Silence. Pure and golden. Can you picture a sound free environment? Does it put in you a secret desire to eliminate all objects that cause a change in the resting pressure of the atmosphere? It should. It really, really should. If it doesn't, then there is something seriously wrong, and I'm telling you, my friend, you need to have your head examined. Totally, like, right now. Put down that jelly bean, and make that call. (It could earn you 15 more seconds to live, at the very least).
And what's all the cacophony about, my dears? I need quiet. I need quiet, and I need all the cosmic forces of the universe to be in balance once again. You think I am able to eat juicy fruit in this noise? You ought to be ashamed of yourself. Silence, I say.
But then again. Explore with me the delicious treat that is apple sauce. The sweetness, the slightly granular texture, the lovely apple scent...

I am dreaming again.


Tuesday, August 03, 2004

Someone's in the shower.

Items from a data source

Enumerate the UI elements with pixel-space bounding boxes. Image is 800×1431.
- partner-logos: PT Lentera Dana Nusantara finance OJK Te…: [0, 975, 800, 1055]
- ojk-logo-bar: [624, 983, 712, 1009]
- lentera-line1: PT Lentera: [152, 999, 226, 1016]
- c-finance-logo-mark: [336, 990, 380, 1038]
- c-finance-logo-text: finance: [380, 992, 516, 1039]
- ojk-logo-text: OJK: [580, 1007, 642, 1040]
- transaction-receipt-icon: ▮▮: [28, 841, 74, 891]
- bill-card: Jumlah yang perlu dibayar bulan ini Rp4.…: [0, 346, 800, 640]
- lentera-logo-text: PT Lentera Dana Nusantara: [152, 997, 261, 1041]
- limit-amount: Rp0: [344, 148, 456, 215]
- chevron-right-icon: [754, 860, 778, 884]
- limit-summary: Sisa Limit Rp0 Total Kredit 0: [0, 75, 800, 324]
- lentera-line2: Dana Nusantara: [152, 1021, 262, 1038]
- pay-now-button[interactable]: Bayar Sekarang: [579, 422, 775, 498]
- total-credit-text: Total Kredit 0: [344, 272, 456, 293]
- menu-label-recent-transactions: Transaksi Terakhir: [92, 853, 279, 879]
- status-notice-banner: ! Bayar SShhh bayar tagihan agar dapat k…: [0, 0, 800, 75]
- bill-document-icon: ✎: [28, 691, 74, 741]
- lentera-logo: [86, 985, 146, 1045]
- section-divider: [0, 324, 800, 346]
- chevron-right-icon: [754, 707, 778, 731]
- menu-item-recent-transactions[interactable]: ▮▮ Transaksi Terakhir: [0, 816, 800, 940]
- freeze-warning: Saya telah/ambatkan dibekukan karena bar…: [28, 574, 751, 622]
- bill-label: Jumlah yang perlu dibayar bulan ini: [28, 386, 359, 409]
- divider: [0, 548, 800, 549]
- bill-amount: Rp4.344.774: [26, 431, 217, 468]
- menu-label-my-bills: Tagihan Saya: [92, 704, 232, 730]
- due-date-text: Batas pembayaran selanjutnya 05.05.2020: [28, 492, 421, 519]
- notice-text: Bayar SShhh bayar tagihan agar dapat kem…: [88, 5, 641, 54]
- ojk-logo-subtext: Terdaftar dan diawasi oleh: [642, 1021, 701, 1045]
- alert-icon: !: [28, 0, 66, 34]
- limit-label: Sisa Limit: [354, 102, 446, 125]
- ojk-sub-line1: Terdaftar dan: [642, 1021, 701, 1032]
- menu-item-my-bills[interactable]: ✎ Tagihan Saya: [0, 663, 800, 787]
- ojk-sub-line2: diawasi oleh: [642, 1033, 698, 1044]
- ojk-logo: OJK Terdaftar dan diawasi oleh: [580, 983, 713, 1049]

GIVEN REQUEST 1
Answer these questions using the passage about silence:
(a) According to the passage, how much time could making the call earn you?
(b) Which three qualities of apple sauce does the passage list?
(c) What date appears in the passage?
GIVEN REQUEST 2
Reproduce word for word the part of the passage about silence starting with "But then again." and going on through "in the shower.".

FULL OUTPUT 1
(a) 15 more seconds to live, at the very least
(b) The sweetness, the slightly granular texture, and the lovely apple scent
(c) Tuesday, August 03, 2004

FULL OUTPUT 2
But then again. Explore with me the delicious treat that is apple sauce. The sweetness, the slightly granular texture, the lovely apple scent...

I am dreaming again.


Tuesday, August 03, 2004

Someone's in the shower.